> [Task] Your task is to print the material below exactly as presented.

> [Supplied data]
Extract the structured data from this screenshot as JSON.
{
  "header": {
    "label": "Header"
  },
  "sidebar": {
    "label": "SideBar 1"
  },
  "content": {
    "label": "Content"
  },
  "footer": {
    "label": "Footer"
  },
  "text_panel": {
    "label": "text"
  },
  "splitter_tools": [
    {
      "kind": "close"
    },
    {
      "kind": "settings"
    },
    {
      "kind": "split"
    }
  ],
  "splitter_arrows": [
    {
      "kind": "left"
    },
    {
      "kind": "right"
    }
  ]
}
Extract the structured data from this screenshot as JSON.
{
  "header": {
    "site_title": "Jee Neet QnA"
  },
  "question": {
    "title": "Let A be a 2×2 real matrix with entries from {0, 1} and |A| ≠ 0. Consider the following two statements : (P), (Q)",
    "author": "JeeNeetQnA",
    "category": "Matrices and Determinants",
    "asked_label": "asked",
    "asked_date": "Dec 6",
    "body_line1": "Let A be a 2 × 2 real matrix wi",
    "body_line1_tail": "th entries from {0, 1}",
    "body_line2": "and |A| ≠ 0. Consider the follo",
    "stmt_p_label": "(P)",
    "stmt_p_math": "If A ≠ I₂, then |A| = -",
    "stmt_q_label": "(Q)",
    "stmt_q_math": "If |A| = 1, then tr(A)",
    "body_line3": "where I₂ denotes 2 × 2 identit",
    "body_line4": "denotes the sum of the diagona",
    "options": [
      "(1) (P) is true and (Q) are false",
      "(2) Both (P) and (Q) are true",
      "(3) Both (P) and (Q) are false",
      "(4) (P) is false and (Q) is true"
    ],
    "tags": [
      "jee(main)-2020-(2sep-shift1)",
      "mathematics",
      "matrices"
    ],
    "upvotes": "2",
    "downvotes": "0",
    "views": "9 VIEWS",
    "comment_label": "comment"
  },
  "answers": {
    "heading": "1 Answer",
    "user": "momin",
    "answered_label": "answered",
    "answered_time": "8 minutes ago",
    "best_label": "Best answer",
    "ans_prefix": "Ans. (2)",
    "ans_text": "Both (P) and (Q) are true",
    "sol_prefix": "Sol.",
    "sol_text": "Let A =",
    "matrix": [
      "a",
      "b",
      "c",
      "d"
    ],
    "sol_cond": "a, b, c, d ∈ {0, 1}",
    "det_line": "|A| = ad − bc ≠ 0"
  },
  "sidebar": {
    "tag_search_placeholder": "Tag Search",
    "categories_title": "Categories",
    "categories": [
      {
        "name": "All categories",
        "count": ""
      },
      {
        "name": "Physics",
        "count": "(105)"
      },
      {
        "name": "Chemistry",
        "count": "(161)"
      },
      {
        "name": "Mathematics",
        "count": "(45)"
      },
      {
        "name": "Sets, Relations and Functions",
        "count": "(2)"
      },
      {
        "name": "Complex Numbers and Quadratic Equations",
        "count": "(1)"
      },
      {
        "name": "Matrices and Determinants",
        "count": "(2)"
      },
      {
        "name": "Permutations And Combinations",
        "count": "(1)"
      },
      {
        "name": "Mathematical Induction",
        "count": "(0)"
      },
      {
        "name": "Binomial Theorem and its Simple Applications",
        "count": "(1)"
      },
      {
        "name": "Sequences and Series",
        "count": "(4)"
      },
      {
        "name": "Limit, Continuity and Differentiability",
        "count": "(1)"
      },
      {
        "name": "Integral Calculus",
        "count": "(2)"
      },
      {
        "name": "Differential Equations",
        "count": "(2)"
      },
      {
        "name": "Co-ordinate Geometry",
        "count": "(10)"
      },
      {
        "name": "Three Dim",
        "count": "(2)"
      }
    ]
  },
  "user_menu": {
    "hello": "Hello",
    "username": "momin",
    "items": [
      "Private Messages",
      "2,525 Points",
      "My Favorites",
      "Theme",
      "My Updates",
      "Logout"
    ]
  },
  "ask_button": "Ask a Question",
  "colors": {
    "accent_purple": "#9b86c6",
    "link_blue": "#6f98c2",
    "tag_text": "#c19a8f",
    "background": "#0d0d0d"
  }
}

> [Complete answer]
Extract the structured data from this screenshot as JSON.
{
  "header": {
    "label": "Header"
  },
  "sidebar": {
    "label": "SideBar 1"
  },
  "content": {
    "label": "Content"
  },
  "footer": {
    "label": "Footer"
  },
  "text_panel": {
    "label": "text"
  },
  "splitter_tools": [
    {
      "kind": "close"
    },
    {
      "kind": "settings"
    },
    {
      "kind": "split"
    }
  ],
  "splitter_arrows": [
    {
      "kind": "left"
    },
    {
      "kind": "right"
    }
  ]
}
Extract the structured data from this screenshot as JSON.
{
  "header": {
    "site_title": "Jee Neet QnA"
  },
  "question": {
    "title": "Let A be a 2×2 real matrix with entries from {0, 1} and |A| ≠ 0. Consider the following two statements : (P), (Q)",
    "author": "JeeNeetQnA",
    "category": "Matrices and Determinants",
    "asked_label": "asked",
    "asked_date": "Dec 6",
    "body_line1": "Let A be a 2 × 2 real matrix wi",
    "body_line1_tail": "th entries from {0, 1}",
    "body_line2": "and |A| ≠ 0. Consider the follo",
    "stmt_p_label": "(P)",
    "stmt_p_math": "If A ≠ I₂, then |A| = -",
    "stmt_q_label": "(Q)",
    "stmt_q_math": "If |A| = 1, then tr(A)",
    "body_line3": "where I₂ denotes 2 × 2 identit",
    "body_line4": "denotes the sum of the diagona",
    "options": [
      "(1) (P) is true and (Q) are false",
      "(2) Both (P) and (Q) are true",
      "(3) Both (P) and (Q) are false",
      "(4) (P) is false and (Q) is true"
    ],
    "tags": [
      "jee(main)-2020-(2sep-shift1)",
      "mathematics",
      "matrices"
    ],
    "upvotes": "2",
    "downvotes": "0",
    "views": "9 VIEWS",
    "comment_label": "comment"
  },
  "answers": {
    "heading": "1 Answer",
    "user": "momin",
    "answered_label": "answered",
    "answered_time": "8 minutes ago",
    "best_label": "Best answer",
    "ans_prefix": "Ans. (2)",
    "ans_text": "Both (P) and (Q) are true",
    "sol_prefix": "Sol.",
    "sol_text": "Let A =",
    "matrix": [
      "a",
      "b",
      "c",
      "d"
    ],
    "sol_cond": "a, b, c, d ∈ {0, 1}",
    "det_line": "|A| = ad − bc ≠ 0"
  },
  "sidebar": {
    "tag_search_placeholder": "Tag Search",
    "categories_title": "Categories",
    "categories": [
      {
        "name": "All categories",
        "count": ""
      },
      {
        "name": "Physics",
        "count": "(105)"
      },
      {
        "name": "Chemistry",
        "count": "(161)"
      },
      {
        "name": "Mathematics",
        "count": "(45)"
      },
      {
        "name": "Sets, Relations and Functions",
        "count": "(2)"
      },
      {
        "name": "Complex Numbers and Quadratic Equations",
        "count": "(1)"
      },
      {
        "name": "Matrices and Determinants",
        "count": "(2)"
      },
      {
        "name": "Permutations And Combinations",
        "count": "(1)"
      },
      {
        "name": "Mathematical Induction",
        "count": "(0)"
      },
      {
        "name": "Binomial Theorem and its Simple Applications",
        "count": "(1)"
      },
      {
        "name": "Sequences and Series",
        "count": "(4)"
      },
      {
        "name": "Limit, Continuity and Differentiability",
        "count": "(1)"
      },
      {
        "name": "Integral Calculus",
        "count": "(2)"
      },
      {
        "name": "Differential Equations",
        "count": "(2)"
      },
      {
        "name": "Co-ordinate Geometry",
        "count": "(10)"
      },
      {
        "name": "Three Dim",
        "count": "(2)"
      }
    ]
  },
  "user_menu": {
    "hello": "Hello",
    "username": "momin",
    "items": [
      "Private Messages",
      "2,525 Points",
      "My Favorites",
      "Theme",
      "My Updates",
      "Logout"
    ]
  },
  "ask_button": "Ask a Question",
  "colors": {
    "accent_purple": "#9b86c6",
    "link_blue": "#6f98c2",
    "tag_text": "#c19a8f",
    "background": "#0d0d0d"
  }
}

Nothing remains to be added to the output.